◆ Job:
Copy each line below in which the word "blockcategories" occurs.

== Data extract

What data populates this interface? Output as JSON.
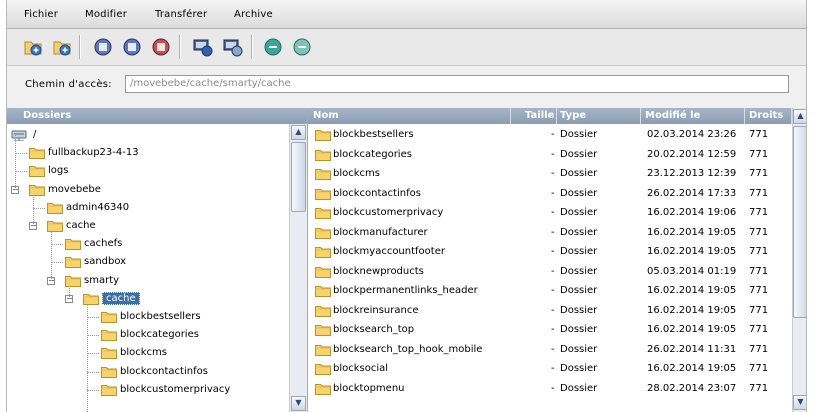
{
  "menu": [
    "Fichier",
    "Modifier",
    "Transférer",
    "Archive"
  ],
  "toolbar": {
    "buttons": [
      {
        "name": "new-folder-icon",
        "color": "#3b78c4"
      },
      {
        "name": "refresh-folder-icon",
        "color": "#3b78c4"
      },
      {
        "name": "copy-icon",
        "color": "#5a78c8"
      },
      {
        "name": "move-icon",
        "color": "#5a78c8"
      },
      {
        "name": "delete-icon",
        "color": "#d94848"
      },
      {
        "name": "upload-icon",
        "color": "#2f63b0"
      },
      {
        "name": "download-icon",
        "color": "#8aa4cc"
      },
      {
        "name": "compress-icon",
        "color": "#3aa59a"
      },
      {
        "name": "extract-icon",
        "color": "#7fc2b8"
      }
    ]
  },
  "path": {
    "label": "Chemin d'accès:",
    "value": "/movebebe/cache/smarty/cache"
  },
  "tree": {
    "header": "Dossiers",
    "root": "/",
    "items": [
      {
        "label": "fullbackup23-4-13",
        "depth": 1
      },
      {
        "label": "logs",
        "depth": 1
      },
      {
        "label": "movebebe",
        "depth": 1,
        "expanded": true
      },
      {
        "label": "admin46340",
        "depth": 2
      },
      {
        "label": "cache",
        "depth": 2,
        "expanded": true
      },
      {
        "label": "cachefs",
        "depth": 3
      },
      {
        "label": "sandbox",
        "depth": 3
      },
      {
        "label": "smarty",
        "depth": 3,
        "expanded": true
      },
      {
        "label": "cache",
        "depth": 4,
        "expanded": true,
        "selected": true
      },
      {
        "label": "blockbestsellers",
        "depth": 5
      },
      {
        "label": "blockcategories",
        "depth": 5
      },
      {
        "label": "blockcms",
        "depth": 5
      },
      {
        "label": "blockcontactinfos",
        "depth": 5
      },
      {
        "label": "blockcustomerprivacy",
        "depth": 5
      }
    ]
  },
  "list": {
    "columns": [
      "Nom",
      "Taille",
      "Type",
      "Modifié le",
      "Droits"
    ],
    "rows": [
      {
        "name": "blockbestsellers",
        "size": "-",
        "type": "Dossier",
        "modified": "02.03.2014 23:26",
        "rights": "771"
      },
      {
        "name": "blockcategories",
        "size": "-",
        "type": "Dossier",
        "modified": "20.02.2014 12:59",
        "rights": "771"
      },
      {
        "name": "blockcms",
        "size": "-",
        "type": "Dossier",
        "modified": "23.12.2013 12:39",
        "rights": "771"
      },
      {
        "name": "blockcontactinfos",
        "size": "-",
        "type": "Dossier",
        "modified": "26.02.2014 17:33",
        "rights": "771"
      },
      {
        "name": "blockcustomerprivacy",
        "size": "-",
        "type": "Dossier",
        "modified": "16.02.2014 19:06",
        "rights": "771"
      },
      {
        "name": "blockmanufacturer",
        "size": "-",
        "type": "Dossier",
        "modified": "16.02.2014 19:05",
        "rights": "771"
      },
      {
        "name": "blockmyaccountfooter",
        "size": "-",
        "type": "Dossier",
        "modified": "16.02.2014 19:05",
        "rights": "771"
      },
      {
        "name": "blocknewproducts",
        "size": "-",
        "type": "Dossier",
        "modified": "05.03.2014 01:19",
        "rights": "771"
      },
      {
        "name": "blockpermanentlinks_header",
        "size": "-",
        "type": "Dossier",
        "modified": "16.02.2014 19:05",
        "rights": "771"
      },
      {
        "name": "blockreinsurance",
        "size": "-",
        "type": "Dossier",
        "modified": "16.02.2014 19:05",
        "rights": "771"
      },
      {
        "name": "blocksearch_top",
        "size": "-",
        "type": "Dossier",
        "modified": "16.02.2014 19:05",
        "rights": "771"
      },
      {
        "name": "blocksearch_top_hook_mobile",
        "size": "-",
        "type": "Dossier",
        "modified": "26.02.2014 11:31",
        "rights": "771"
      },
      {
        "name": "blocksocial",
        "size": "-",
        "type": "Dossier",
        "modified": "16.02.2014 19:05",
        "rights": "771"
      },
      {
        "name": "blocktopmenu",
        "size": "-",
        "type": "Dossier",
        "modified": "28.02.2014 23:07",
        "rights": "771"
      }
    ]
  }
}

====
== Data extract

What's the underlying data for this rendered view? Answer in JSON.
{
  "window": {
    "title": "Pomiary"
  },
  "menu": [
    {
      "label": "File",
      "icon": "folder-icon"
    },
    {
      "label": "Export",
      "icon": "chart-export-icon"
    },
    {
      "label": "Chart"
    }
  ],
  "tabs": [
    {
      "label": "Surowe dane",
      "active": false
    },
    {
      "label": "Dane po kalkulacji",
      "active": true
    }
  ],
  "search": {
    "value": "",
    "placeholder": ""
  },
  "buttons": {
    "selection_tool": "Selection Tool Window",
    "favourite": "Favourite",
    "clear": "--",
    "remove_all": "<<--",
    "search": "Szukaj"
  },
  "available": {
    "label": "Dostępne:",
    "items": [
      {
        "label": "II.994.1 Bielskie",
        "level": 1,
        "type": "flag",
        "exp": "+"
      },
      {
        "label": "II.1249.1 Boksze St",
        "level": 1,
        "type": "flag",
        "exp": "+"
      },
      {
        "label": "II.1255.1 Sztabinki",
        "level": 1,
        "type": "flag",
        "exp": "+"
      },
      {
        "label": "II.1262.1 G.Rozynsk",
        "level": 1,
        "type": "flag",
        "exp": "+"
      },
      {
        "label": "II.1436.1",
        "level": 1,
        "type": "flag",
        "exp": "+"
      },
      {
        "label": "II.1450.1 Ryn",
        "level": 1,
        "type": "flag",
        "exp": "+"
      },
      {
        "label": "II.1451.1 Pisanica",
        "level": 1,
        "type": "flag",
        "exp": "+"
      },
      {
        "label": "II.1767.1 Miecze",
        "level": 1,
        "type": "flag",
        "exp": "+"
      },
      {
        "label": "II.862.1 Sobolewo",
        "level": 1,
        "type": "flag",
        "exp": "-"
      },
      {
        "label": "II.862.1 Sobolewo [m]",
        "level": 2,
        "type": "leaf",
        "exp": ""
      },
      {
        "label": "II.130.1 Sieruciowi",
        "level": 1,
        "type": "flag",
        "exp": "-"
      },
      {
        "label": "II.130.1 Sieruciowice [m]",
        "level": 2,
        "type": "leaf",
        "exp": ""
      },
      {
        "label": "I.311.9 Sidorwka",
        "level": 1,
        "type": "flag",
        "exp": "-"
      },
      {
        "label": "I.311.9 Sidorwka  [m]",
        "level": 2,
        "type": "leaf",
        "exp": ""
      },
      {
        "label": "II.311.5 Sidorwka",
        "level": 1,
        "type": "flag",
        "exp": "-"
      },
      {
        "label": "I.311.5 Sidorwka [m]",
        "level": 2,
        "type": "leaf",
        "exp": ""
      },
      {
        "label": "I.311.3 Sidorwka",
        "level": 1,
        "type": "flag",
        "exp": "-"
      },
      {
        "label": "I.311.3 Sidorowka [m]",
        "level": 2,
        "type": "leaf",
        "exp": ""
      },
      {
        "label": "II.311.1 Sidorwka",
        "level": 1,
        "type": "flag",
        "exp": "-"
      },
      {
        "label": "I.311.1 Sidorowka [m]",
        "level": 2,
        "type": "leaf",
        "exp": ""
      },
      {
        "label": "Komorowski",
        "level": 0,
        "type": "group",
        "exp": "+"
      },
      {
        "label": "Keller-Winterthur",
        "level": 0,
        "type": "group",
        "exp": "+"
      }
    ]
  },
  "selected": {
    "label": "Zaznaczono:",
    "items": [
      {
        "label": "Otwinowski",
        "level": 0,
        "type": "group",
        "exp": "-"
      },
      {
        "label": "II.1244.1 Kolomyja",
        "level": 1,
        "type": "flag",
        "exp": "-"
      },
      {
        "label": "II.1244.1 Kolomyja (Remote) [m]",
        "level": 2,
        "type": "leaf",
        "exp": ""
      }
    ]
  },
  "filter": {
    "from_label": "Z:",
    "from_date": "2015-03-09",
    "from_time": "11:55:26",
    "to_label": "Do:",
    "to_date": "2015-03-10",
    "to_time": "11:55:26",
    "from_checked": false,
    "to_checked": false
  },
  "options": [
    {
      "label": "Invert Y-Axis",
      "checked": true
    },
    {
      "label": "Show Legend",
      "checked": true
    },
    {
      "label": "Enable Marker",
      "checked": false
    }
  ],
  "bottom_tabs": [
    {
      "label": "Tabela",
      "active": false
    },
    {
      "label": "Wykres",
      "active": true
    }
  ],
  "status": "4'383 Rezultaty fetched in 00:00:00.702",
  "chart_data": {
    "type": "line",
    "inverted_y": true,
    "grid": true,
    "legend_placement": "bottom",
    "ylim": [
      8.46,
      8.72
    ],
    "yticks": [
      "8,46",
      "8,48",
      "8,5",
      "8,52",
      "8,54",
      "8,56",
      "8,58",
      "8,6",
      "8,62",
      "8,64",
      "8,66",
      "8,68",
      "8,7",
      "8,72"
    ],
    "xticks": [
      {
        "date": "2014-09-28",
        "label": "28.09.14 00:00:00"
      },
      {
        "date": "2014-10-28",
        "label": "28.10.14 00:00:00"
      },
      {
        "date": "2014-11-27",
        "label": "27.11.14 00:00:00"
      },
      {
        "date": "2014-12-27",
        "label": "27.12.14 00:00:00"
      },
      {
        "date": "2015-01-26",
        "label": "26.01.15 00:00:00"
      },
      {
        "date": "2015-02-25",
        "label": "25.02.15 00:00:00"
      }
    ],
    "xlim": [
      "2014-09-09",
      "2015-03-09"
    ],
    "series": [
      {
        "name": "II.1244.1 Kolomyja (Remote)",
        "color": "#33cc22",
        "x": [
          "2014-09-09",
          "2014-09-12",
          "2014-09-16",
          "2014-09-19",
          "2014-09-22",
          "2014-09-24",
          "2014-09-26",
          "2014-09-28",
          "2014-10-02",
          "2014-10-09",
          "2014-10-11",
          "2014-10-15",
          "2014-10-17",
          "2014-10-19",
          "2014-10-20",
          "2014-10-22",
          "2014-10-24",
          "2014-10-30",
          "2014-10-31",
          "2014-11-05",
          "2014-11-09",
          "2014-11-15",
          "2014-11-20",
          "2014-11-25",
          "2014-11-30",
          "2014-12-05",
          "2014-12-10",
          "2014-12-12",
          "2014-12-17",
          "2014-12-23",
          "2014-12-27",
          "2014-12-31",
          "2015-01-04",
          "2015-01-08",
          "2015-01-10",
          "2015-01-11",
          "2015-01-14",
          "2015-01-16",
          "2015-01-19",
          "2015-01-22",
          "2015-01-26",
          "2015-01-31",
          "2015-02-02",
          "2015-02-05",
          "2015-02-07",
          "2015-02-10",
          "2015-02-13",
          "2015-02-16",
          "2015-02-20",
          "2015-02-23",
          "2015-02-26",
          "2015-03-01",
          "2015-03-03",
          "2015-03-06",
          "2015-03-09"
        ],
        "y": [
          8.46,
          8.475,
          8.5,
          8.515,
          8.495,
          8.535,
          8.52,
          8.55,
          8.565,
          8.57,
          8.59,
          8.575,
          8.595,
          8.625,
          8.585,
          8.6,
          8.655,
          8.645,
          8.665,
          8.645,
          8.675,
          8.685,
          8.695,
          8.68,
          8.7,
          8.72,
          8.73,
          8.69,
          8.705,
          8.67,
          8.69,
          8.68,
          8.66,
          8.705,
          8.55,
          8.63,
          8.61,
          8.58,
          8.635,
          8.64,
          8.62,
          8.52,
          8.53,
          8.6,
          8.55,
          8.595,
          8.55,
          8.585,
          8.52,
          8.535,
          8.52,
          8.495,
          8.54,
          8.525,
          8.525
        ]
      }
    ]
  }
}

====

◆ The result:
        "label": "blockcategories",
        "name": "blockcategories",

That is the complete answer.